# Short exercise
Pull every line holding the string "制定岗位权力清单" from the records below.

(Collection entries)

┄┄┄┄┄┄

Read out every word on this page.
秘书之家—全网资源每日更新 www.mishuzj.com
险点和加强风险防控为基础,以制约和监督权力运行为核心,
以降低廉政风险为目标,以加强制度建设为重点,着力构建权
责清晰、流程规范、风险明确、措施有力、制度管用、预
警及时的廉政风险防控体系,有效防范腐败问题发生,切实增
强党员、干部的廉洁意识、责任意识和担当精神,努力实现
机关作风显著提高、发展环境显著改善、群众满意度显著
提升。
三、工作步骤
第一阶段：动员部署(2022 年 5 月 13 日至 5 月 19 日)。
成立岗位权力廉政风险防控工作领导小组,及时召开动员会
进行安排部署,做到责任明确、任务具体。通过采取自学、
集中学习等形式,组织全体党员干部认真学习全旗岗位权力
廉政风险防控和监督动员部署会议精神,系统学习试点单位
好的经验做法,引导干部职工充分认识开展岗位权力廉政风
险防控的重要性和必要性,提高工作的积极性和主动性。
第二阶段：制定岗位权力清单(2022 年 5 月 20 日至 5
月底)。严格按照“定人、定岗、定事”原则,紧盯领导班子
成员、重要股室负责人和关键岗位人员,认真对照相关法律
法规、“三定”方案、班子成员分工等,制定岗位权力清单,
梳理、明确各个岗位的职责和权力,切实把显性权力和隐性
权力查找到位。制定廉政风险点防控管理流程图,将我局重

┄┄┄┄┄┄

# Result for this exercise
第二阶段：制定岗位权力清单(2022 年 5 月 20 日至 5
法规、“三定”方案、班子成员分工等,制定岗位权力清单,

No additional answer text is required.